(Data excerpts)

━━━━━━━━━━━━━━━━━━━━━━━━━━━━━━

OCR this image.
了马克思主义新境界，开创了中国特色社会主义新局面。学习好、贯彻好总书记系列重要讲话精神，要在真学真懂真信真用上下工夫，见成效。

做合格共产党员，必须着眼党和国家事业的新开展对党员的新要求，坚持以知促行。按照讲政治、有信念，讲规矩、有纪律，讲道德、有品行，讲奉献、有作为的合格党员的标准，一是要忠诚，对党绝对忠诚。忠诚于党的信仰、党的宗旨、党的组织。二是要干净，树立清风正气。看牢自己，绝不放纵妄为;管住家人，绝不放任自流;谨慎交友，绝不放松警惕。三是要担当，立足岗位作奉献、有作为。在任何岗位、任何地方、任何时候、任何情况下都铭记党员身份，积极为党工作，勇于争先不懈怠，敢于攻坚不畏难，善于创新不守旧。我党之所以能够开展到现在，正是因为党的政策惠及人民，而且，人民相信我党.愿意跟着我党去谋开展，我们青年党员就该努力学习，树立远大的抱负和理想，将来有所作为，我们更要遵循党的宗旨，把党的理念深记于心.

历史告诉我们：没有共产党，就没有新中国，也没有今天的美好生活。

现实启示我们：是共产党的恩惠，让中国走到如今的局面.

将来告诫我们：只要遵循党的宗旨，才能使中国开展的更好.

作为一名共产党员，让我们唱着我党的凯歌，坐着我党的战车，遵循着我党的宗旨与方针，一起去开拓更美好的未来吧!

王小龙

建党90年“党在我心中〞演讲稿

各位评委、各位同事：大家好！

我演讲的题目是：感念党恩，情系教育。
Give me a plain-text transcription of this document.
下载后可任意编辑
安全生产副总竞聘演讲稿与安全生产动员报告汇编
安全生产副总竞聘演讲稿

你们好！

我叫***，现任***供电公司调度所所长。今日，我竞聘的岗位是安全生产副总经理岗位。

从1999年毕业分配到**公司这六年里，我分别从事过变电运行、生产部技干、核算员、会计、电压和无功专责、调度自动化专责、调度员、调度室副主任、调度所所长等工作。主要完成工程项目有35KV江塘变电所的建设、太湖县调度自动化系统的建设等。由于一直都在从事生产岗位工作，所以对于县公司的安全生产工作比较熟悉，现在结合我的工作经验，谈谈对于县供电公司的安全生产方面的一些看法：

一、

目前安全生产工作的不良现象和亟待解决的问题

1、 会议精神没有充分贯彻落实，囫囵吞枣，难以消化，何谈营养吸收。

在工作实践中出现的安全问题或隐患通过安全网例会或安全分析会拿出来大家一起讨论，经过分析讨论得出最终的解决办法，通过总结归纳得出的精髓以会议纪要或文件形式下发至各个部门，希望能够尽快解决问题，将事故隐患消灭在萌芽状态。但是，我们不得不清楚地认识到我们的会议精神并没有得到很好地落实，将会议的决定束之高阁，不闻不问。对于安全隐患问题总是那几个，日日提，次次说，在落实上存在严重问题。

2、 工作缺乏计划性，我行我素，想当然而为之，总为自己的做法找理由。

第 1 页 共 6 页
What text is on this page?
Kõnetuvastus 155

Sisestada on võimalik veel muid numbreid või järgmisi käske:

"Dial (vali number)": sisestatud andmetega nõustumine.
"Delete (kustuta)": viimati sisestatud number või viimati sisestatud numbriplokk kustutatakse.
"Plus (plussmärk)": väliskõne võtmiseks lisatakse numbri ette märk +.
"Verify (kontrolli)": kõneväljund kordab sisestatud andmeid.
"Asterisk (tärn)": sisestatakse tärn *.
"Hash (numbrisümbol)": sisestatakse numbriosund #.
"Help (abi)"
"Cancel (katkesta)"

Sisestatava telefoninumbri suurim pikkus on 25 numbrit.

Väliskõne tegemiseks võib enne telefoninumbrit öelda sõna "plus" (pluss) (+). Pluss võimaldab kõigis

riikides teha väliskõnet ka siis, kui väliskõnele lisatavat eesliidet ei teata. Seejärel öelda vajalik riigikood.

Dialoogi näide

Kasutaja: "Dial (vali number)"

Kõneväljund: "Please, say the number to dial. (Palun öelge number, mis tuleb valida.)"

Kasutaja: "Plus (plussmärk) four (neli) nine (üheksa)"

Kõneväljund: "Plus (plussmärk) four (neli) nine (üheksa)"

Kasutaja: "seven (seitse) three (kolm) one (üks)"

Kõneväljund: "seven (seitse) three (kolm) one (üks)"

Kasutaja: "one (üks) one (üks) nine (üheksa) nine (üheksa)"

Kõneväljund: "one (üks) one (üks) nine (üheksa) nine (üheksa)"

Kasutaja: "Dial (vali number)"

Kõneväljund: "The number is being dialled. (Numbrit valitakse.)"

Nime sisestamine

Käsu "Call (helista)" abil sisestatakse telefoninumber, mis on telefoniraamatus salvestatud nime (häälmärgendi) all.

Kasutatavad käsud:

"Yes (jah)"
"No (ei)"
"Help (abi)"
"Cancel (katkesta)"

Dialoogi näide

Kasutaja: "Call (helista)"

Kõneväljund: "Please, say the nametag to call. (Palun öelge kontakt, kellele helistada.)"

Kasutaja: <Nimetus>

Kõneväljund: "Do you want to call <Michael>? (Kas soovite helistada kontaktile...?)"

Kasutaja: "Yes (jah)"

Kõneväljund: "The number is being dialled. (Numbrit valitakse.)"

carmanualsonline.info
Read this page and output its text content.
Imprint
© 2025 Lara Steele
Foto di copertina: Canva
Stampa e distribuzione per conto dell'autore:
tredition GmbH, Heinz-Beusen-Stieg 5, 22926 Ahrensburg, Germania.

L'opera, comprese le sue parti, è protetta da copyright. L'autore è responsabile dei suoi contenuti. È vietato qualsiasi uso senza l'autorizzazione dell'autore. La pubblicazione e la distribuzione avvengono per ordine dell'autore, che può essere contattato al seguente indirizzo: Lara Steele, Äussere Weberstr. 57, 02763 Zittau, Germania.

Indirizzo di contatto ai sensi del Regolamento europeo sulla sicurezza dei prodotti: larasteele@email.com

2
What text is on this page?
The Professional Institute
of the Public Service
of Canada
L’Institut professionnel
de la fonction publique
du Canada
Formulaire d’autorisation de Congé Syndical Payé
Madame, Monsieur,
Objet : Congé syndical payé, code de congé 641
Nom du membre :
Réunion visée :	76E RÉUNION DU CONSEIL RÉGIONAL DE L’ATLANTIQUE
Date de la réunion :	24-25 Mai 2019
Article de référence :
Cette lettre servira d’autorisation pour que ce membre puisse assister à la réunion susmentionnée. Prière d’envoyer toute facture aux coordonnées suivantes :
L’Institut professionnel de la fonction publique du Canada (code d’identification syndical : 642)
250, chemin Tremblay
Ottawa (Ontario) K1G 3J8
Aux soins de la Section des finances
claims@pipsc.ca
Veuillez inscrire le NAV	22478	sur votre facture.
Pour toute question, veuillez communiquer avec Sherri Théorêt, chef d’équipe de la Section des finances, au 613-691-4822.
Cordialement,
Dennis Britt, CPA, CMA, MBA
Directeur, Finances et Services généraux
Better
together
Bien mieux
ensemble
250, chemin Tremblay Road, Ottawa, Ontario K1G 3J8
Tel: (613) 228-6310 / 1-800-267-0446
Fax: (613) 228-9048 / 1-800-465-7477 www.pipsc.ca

━━━━━━━━━━━━━━━━━━━━━━━━━━━━━━

* _Task to carry out_
Find all the lines containing "seitse" in the material, then copy them.

* _Worked solution_
Kasutaja: "seven (seitse) three (kolm) one (üks)"
Kõneväljund: "seven (seitse) three (kolm) one (üks)"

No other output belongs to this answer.